# START OF PROVIDED INFORMATION

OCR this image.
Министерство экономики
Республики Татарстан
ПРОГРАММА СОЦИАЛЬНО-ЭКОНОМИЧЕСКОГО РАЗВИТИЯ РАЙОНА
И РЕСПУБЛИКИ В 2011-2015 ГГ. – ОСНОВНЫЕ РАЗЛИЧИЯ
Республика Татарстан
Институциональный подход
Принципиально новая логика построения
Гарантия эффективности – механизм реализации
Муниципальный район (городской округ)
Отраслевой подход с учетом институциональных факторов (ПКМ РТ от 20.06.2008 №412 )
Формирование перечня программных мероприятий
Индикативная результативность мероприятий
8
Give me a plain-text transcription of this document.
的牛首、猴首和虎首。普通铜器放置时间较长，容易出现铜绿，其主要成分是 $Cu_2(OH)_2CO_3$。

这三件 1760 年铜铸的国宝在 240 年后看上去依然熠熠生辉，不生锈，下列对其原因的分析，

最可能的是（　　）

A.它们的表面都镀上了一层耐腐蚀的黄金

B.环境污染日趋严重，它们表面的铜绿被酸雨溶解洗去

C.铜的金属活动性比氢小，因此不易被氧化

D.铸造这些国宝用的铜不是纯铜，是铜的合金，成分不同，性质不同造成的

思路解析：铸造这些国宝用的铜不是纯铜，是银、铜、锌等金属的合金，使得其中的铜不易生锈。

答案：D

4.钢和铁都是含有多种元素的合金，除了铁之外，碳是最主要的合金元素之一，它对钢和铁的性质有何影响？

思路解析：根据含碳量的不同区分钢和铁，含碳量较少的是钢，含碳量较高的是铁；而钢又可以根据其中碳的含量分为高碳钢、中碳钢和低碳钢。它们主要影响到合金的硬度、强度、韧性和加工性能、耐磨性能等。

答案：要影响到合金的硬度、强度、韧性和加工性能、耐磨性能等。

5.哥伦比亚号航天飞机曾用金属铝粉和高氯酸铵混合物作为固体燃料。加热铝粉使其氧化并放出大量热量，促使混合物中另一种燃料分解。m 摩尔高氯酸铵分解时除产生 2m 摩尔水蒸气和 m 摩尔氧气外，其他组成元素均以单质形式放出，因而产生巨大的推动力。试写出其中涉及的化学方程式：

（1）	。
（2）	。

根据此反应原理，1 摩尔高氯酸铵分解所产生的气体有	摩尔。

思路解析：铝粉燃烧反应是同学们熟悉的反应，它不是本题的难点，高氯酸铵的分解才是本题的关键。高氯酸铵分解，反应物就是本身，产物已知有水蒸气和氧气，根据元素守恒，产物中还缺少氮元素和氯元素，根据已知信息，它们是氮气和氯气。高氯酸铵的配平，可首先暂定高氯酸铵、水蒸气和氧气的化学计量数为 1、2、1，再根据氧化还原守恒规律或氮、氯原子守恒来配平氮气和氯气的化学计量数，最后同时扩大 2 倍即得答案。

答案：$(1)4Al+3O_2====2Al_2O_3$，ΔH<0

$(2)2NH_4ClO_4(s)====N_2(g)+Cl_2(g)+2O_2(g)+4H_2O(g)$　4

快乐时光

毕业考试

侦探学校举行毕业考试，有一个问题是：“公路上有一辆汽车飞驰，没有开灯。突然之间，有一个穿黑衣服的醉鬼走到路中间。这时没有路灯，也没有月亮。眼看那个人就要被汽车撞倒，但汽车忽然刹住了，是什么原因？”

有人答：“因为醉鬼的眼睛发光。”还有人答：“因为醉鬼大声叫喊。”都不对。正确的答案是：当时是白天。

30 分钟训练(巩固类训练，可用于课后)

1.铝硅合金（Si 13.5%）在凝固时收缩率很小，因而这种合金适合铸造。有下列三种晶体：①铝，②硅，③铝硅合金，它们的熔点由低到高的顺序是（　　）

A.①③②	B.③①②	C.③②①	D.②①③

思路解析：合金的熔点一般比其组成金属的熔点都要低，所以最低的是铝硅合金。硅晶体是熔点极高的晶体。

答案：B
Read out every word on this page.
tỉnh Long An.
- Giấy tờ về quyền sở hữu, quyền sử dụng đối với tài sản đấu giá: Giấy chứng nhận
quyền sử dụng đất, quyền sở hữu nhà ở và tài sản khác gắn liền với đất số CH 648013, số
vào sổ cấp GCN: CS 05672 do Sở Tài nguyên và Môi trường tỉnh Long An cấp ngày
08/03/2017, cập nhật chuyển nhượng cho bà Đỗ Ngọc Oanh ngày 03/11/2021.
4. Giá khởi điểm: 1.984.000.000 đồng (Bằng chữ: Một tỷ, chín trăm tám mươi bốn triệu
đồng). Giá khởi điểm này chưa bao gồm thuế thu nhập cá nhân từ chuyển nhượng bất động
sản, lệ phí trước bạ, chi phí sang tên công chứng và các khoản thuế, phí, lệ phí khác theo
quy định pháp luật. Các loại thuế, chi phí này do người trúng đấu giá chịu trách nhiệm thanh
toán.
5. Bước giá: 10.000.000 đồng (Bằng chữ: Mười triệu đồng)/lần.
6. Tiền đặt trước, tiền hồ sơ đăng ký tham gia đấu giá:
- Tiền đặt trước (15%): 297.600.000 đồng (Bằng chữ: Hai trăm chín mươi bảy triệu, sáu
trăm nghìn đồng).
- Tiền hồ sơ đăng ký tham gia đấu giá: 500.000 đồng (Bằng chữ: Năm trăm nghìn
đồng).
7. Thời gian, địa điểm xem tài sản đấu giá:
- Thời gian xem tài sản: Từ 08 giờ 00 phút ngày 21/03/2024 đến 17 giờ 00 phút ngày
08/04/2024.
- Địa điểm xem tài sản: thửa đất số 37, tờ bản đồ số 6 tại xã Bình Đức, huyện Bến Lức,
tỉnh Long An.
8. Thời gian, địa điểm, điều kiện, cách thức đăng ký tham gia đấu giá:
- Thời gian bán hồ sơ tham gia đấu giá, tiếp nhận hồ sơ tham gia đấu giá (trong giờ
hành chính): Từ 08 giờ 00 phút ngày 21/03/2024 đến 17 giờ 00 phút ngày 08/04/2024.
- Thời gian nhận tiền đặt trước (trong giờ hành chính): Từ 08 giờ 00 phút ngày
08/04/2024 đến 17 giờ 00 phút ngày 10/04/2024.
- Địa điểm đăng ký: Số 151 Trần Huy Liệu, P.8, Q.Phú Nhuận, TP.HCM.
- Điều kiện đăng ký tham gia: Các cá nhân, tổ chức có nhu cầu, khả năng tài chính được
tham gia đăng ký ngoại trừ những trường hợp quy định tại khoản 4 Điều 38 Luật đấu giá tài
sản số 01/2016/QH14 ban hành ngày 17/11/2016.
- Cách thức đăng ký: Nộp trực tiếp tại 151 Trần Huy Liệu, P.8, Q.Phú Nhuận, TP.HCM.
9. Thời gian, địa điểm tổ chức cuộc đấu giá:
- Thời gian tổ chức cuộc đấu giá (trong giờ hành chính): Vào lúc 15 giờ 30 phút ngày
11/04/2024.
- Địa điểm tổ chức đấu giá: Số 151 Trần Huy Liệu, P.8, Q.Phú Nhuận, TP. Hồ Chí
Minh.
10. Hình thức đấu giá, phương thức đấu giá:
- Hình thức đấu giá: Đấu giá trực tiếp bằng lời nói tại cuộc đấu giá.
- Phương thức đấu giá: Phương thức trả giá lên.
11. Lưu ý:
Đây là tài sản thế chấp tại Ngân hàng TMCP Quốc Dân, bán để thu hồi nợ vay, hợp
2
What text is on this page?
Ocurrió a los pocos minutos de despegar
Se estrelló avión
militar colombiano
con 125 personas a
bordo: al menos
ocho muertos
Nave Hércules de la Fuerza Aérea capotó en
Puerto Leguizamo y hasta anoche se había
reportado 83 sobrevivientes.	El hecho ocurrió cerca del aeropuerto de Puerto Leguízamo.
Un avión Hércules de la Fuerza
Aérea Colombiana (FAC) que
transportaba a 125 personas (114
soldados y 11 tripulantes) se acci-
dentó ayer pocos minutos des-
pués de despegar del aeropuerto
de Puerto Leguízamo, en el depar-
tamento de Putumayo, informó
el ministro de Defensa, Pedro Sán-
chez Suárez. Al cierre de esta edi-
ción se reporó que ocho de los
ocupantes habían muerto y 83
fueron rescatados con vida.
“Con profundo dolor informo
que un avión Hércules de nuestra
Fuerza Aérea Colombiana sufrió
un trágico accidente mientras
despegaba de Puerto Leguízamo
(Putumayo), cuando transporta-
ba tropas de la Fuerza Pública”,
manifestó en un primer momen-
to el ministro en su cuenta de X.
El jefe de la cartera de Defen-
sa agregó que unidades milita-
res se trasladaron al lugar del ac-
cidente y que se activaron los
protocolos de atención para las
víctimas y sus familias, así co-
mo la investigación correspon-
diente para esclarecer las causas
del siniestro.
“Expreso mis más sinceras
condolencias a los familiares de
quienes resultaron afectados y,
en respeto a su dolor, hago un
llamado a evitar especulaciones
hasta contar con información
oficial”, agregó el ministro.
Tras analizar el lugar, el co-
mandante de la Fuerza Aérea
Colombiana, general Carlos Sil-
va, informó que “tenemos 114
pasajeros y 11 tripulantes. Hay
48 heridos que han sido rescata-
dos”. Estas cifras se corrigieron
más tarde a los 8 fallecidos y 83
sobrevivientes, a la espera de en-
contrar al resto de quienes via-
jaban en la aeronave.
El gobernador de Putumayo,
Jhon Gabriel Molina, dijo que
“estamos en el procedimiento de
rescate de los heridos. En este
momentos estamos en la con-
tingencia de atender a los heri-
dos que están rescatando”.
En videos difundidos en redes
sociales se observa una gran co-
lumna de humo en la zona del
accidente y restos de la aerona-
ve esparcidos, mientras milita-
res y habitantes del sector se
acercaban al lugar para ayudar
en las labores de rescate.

# END OF PROVIDED INFORMATION

_SHORT PROBLEM_
List every line from the entries above in which "铸造这些国宝用的铜不是纯铜" appears.

_EXERCISE ANSWER_
D.铸造这些国宝用的铜不是纯铜，是铜的合金，成分不同，性质不同造成的
思路解析：铸造这些国宝用的铜不是纯铜，是银、铜、锌等金属的合金，使得其中的铜不易生锈。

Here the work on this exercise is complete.